| Given exercise |
Return every record exactly as written.

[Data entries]
────────────────
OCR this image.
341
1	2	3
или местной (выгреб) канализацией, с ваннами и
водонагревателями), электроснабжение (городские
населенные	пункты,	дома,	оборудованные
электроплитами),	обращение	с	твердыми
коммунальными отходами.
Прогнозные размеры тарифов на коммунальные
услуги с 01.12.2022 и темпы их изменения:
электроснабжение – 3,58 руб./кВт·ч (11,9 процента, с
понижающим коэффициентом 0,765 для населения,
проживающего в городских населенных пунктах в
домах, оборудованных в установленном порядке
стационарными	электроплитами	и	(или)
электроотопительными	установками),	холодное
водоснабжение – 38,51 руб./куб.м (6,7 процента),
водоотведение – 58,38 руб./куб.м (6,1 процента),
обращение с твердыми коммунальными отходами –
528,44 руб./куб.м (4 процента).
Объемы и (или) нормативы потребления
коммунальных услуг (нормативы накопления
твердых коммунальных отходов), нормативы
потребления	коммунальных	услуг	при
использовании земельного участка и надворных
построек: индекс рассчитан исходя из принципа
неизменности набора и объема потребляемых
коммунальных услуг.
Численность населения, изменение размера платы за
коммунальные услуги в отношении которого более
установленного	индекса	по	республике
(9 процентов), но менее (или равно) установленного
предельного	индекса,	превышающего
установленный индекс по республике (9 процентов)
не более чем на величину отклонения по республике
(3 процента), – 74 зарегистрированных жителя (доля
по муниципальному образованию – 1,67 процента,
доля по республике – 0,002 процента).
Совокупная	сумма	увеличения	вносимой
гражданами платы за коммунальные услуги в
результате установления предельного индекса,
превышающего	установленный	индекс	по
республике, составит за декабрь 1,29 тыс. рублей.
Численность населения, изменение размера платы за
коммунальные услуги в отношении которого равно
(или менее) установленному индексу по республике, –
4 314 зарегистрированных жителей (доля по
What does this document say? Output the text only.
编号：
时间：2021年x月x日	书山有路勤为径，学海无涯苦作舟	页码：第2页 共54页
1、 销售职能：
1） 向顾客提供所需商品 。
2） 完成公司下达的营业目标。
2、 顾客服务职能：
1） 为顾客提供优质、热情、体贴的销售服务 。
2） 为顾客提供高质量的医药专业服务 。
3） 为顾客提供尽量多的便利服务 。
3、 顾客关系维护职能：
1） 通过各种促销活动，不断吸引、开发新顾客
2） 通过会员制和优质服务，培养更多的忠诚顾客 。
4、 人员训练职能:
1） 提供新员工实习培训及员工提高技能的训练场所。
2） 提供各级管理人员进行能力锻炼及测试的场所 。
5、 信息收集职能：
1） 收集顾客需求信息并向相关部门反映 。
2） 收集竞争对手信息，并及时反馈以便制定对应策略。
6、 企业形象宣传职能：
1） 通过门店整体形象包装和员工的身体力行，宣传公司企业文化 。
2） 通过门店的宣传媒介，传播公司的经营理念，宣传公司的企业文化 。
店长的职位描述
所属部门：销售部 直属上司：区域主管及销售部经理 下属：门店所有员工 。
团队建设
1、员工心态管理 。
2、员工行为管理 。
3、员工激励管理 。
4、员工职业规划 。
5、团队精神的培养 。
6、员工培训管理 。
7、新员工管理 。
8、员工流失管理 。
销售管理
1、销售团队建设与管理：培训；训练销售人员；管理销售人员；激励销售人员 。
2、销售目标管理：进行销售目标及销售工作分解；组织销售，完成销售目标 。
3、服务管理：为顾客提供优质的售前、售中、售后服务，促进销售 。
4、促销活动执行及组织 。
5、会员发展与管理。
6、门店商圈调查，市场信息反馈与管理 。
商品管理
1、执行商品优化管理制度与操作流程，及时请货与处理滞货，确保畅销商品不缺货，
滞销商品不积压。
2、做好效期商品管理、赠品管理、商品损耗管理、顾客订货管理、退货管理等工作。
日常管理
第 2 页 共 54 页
────────────────
| Expected answer |
OCR this image.
341
1	2	3
или местной (выгреб) канализацией, с ваннами и
водонагревателями), электроснабжение (городские
населенные	пункты,	дома,	оборудованные
электроплитами),	обращение	с	твердыми
коммунальными отходами.
Прогнозные размеры тарифов на коммунальные
услуги с 01.12.2022 и темпы их изменения:
электроснабжение – 3,58 руб./кВт·ч (11,9 процента, с
понижающим коэффициентом 0,765 для населения,
проживающего в городских населенных пунктах в
домах, оборудованных в установленном порядке
стационарными	электроплитами	и	(или)
электроотопительными	установками),	холодное
водоснабжение – 38,51 руб./куб.м (6,7 процента),
водоотведение – 58,38 руб./куб.м (6,1 процента),
обращение с твердыми коммунальными отходами –
528,44 руб./куб.м (4 процента).
Объемы и (или) нормативы потребления
коммунальных услуг (нормативы накопления
твердых коммунальных отходов), нормативы
потребления	коммунальных	услуг	при
использовании земельного участка и надворных
построек: индекс рассчитан исходя из принципа
неизменности набора и объема потребляемых
коммунальных услуг.
Численность населения, изменение размера платы за
коммунальные услуги в отношении которого более
установленного	индекса	по	республике
(9 процентов), но менее (или равно) установленного
предельного	индекса,	превышающего
установленный индекс по республике (9 процентов)
не более чем на величину отклонения по республике
(3 процента), – 74 зарегистрированных жителя (доля
по муниципальному образованию – 1,67 процента,
доля по республике – 0,002 процента).
Совокупная	сумма	увеличения	вносимой
гражданами платы за коммунальные услуги в
результате установления предельного индекса,
превышающего	установленный	индекс	по
республике, составит за декабрь 1,29 тыс. рублей.
Численность населения, изменение размера платы за
коммунальные услуги в отношении которого равно
(или менее) установленному индексу по республике, –
4 314 зарегистрированных жителей (доля по
What does this document say? Output the text only.
编号：
时间：2021年x月x日	书山有路勤为径，学海无涯苦作舟	页码：第2页 共54页
1、 销售职能：
1） 向顾客提供所需商品 。
2） 完成公司下达的营业目标。
2、 顾客服务职能：
1） 为顾客提供优质、热情、体贴的销售服务 。
2） 为顾客提供高质量的医药专业服务 。
3） 为顾客提供尽量多的便利服务 。
3、 顾客关系维护职能：
1） 通过各种促销活动，不断吸引、开发新顾客
2） 通过会员制和优质服务，培养更多的忠诚顾客 。
4、 人员训练职能:
1） 提供新员工实习培训及员工提高技能的训练场所。
2） 提供各级管理人员进行能力锻炼及测试的场所 。
5、 信息收集职能：
1） 收集顾客需求信息并向相关部门反映 。
2） 收集竞争对手信息，并及时反馈以便制定对应策略。
6、 企业形象宣传职能：
1） 通过门店整体形象包装和员工的身体力行，宣传公司企业文化 。
2） 通过门店的宣传媒介，传播公司的经营理念，宣传公司的企业文化 。
店长的职位描述
所属部门：销售部 直属上司：区域主管及销售部经理 下属：门店所有员工 。
团队建设
1、员工心态管理 。
2、员工行为管理 。
3、员工激励管理 。
4、员工职业规划 。
5、团队精神的培养 。
6、员工培训管理 。
7、新员工管理 。
8、员工流失管理 。
销售管理
1、销售团队建设与管理：培训；训练销售人员；管理销售人员；激励销售人员 。
2、销售目标管理：进行销售目标及销售工作分解；组织销售，完成销售目标 。
3、服务管理：为顾客提供优质的售前、售中、售后服务，促进销售 。
4、促销活动执行及组织 。
5、会员发展与管理。
6、门店商圈调查，市场信息反馈与管理 。
商品管理
1、执行商品优化管理制度与操作流程，及时请货与处理滞货，确保畅销商品不缺货，
滞销商品不积压。
2、做好效期商品管理、赠品管理、商品损耗管理、顾客订货管理、退货管理等工作。
日常管理
第 2 页 共 54 页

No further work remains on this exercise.